**Listed records:**
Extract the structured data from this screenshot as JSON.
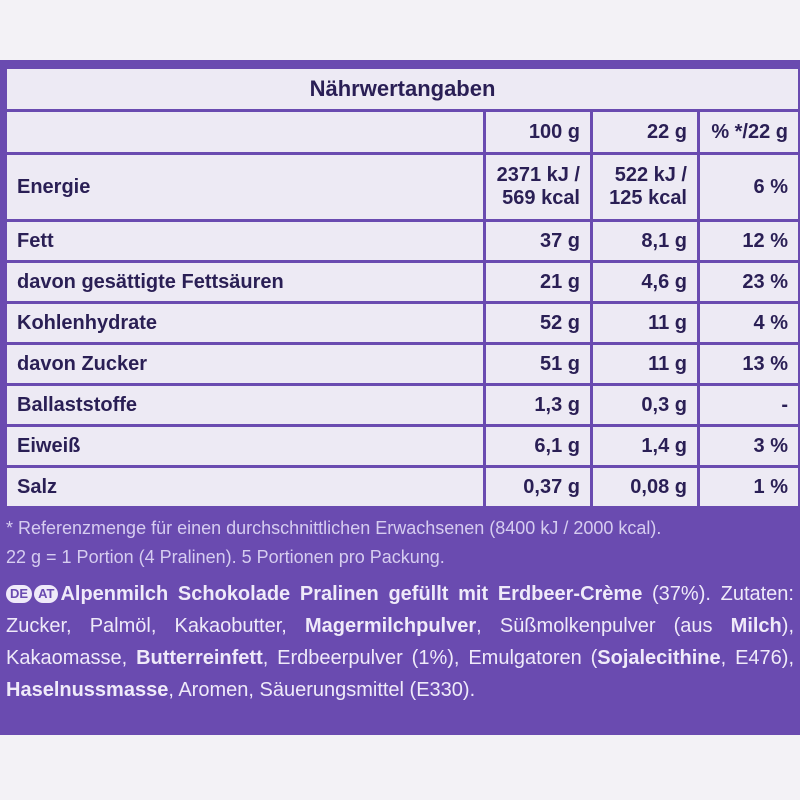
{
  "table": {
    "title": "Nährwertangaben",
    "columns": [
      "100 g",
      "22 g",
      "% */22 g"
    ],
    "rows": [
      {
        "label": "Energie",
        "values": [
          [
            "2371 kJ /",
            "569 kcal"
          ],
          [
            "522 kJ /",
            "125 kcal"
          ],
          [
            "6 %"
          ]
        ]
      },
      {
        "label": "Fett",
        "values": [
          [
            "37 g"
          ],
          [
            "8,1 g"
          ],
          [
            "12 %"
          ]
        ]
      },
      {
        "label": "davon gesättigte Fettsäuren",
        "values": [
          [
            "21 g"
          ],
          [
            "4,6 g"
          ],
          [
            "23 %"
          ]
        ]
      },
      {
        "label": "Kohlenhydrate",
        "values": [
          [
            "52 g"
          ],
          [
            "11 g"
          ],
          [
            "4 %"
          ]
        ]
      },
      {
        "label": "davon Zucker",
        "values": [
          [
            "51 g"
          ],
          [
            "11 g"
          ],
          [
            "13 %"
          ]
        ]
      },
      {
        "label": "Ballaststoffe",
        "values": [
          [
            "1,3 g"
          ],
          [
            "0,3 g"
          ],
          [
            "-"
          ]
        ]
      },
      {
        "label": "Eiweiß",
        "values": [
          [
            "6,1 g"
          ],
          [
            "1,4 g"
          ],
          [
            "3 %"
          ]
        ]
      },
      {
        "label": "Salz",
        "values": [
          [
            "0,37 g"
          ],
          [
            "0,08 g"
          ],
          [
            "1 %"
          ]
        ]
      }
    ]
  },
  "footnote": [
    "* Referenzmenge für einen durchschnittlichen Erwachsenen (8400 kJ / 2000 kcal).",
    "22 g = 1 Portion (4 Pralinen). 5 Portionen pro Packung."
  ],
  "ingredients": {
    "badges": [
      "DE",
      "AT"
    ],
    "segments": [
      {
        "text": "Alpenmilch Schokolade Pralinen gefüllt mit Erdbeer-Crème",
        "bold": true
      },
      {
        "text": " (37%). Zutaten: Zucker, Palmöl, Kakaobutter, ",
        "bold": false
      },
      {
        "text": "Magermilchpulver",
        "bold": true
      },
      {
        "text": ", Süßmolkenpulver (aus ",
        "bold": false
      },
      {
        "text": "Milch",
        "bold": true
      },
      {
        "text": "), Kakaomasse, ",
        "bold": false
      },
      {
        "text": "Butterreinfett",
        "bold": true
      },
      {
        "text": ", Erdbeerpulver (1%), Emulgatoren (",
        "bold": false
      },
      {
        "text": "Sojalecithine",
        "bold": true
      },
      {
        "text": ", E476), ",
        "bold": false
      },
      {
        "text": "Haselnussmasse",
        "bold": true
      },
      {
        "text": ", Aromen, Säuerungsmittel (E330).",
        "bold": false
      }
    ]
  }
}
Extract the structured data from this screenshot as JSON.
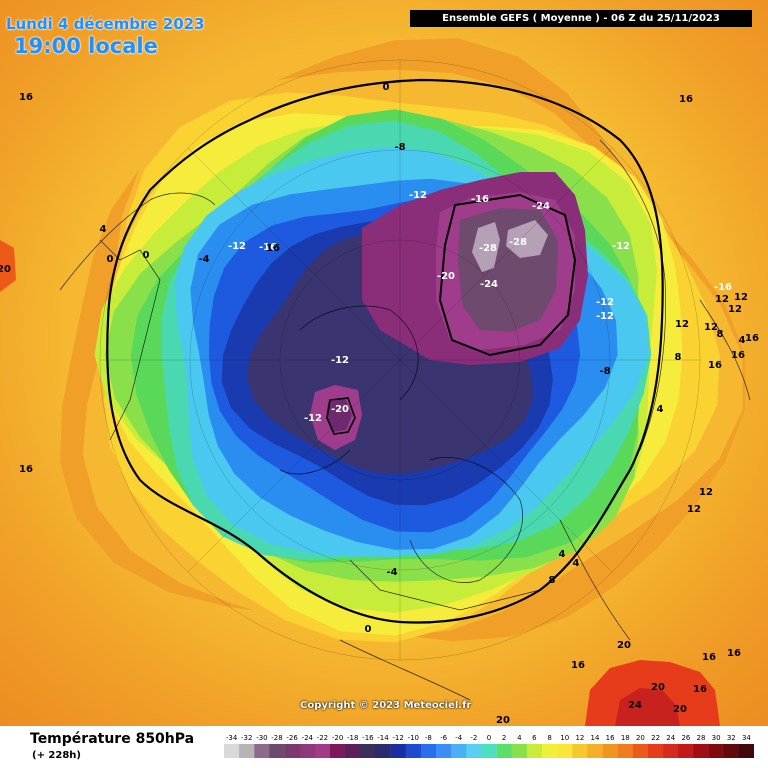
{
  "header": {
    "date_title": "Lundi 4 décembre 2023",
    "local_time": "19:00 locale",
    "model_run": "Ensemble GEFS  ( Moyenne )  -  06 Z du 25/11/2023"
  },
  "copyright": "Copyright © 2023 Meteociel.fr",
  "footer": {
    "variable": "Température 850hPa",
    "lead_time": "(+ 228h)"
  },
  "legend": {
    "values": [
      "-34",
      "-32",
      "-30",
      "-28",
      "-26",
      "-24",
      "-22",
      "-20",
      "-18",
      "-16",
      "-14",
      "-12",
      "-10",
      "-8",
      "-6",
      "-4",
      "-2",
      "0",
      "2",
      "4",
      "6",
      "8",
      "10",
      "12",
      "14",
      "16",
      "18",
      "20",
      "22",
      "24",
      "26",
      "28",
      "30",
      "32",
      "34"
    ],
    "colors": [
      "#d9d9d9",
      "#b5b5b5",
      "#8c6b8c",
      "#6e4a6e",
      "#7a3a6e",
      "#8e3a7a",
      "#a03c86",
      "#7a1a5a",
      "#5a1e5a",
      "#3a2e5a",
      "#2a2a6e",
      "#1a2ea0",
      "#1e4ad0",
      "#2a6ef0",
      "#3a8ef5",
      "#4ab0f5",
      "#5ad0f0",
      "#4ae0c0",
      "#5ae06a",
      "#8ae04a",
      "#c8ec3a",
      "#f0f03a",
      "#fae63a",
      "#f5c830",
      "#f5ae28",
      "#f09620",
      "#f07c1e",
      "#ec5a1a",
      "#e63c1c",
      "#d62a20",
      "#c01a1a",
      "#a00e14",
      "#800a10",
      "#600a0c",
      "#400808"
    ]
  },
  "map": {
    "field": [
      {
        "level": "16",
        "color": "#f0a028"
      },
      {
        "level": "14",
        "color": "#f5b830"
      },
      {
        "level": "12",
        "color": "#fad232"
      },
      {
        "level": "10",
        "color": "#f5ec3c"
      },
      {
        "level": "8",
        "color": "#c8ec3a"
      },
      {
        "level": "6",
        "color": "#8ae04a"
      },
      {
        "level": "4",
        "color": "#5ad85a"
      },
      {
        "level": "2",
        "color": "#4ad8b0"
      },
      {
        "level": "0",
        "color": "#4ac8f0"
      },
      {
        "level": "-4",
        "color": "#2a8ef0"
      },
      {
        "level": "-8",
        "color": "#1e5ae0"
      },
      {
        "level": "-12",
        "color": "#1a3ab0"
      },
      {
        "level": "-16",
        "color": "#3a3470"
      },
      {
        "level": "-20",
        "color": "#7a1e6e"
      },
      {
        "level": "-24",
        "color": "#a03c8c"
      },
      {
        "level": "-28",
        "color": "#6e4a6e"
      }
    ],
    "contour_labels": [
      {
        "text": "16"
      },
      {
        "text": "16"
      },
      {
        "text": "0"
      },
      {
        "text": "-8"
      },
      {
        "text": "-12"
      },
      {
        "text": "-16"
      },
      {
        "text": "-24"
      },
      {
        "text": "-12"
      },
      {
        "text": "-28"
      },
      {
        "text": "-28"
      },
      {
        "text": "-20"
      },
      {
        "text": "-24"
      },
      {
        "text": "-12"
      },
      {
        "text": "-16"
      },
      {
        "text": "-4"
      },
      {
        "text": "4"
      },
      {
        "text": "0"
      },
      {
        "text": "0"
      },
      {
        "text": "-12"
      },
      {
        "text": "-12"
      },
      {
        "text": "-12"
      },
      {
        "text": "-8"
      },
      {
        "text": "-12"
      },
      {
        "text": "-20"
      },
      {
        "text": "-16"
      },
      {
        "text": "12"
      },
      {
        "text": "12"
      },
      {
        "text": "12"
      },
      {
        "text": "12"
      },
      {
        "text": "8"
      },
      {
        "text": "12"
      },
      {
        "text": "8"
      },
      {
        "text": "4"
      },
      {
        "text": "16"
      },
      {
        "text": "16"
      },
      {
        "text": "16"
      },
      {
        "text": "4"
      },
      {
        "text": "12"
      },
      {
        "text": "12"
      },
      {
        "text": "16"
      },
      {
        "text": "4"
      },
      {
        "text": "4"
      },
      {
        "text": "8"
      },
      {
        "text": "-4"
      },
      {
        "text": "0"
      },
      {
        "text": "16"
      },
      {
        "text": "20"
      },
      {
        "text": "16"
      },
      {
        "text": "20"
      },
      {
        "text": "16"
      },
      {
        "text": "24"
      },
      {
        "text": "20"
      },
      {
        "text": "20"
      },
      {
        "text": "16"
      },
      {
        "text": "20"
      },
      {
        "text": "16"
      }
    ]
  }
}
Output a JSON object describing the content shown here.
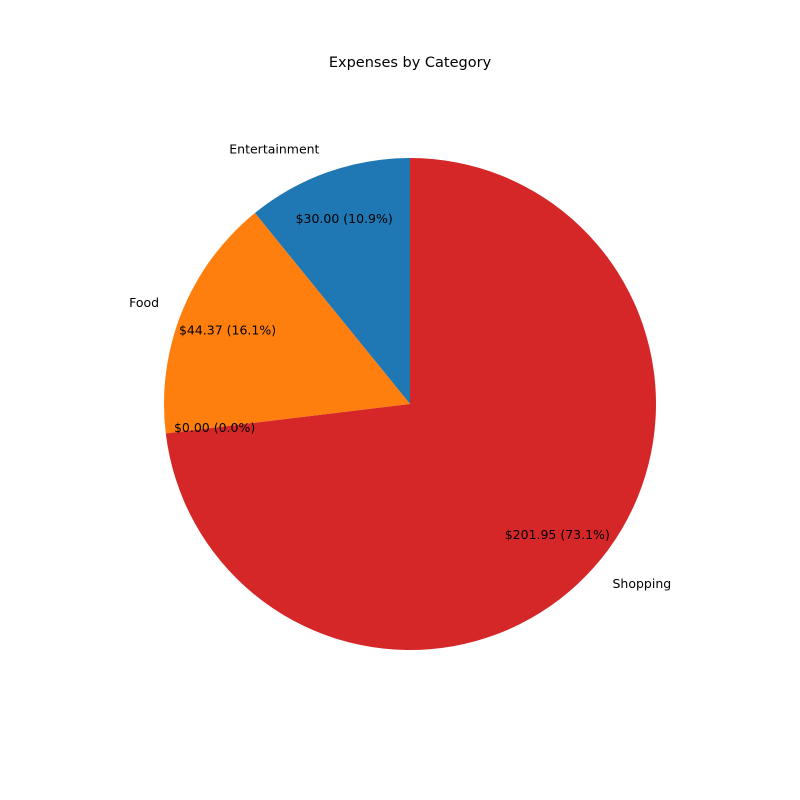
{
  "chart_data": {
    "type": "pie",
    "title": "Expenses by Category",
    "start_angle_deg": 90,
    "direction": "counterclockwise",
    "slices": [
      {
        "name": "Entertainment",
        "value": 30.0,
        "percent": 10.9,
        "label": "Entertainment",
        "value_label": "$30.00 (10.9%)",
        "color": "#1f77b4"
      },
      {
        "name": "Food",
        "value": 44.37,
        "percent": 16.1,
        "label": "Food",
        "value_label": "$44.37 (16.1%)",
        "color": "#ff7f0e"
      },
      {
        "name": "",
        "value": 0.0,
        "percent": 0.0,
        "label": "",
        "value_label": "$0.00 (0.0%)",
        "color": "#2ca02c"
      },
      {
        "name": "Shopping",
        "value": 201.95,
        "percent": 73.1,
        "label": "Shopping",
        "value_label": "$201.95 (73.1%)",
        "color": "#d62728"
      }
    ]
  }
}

**Written instruction:**
Extract, character for character, every line from the one that holds "Output a JSON" through the end of the entries above. Include both boundary lines and no pictures.

**Answer to this problem:**
Output a JSON object describing the content shown here.
{
  "chart_data": {
    "type": "pie",
    "title": "Expenses by Category",
    "start_angle_deg": 90,
    "direction": "counterclockwise",
    "slices": [
      {
        "name": "Entertainment",
        "value": 30.0,
        "percent": 10.9,
        "label": "Entertainment",
        "value_label": "$30.00 (10.9%)",
        "color": "#1f77b4"
      },
      {
        "name": "Food",
        "value": 44.37,
        "percent": 16.1,
        "label": "Food",
        "value_label": "$44.37 (16.1%)",
        "color": "#ff7f0e"
      },
      {
        "name": "",
        "value": 0.0,
        "percent": 0.0,
        "label": "",
        "value_label": "$0.00 (0.0%)",
        "color": "#2ca02c"
      },
      {
        "name": "Shopping",
        "value": 201.95,
        "percent": 73.1,
        "label": "Shopping",
        "value_label": "$201.95 (73.1%)",
        "color": "#d62728"
      }
    ]
  }
}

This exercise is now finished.